BRIEF A>
Copy the passage on endovascular treatment of central venous stenosis word for word, from "Over the past" to "further surgical therapy.".
BRIEF B>
According to the passage on endovascular treatment of central venous stenosis, how does the procedure start?

Over the past decade, endovascular techniques have supplanted open procedures because of the large decrease in procedural morbidity, ease of use, and ability of many specialists to perform these procedures. Today, endovascular interventions are the preferred method for diagnosis and treatment of central venous stenosis. The frustration with endovascular therapy is the poor durability of the repairs and need for frequent reinterventions, with some interventions compromising further surgical therapy.

Endovascular interventions can be performed in any facility with suitable fluoroscopic imaging and the ability to safely perform moderate sedation. General anesthesia is not necessary. The procedure starts through venous access, using the existing AV access. Venography is performed from the access anastomosis to the central veins draining to the right atrium. Guiding catheter placement into the central veins may be necessary to adequately visualize any significant stenosis or occlusions. Central stenosis in dialysis patients, unlike anatomic compression in other areas of the venous anatomy, is usually obvious. Confirmatory techniques such as intravascular ultrasounds or pull-through pressures are rarely needed.

EXCERPTED RECORDS>
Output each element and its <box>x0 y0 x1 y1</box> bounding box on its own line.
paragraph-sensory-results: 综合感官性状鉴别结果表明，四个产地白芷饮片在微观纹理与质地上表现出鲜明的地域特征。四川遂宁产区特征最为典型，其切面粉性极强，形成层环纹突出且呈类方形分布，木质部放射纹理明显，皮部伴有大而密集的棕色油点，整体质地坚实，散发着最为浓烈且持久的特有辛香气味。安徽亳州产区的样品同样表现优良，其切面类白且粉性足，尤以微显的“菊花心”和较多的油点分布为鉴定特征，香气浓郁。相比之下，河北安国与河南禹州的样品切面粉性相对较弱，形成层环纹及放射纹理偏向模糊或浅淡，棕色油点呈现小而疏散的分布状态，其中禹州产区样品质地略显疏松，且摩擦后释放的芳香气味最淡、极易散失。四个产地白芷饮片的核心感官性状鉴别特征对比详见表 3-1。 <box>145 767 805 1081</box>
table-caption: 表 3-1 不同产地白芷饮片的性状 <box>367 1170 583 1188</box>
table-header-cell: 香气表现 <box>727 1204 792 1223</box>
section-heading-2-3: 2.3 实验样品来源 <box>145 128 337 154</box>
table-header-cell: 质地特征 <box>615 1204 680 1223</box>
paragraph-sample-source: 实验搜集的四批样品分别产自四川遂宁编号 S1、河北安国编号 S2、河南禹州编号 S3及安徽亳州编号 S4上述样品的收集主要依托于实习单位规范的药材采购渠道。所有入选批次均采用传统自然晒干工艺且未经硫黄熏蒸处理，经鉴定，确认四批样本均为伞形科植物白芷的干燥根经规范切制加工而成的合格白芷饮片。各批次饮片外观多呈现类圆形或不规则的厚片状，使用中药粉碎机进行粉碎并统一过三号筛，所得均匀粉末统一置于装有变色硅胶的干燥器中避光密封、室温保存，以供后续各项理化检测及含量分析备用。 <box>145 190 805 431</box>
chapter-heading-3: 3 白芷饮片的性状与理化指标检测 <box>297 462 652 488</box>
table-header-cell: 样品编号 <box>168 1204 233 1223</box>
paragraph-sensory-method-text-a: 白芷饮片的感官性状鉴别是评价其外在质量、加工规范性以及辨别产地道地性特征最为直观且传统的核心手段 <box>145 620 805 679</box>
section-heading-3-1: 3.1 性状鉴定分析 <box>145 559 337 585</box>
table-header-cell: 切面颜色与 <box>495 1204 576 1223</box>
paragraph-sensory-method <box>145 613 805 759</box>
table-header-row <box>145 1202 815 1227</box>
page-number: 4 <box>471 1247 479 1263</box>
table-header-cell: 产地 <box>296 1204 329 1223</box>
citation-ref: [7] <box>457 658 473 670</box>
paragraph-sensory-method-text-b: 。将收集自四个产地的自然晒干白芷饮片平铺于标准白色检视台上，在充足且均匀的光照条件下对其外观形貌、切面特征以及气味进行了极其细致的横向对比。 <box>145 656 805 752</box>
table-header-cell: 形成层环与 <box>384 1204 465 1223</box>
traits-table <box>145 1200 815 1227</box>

WRITTEN REPLY A>
Over the past decade, endovascular techniques have supplanted open procedures because of the large decrease in procedural morbidity, ease of use, and ability of many specialists to perform these procedures. Today, endovascular interventions are the preferred method for diagnosis and treatment of central venous stenosis. The frustration with endovascular therapy is the poor durability of the repairs and need for frequent reinterventions, with some interventions compromising further surgical therapy.

WRITTEN REPLY B>
Through venous access, using the existing AV access.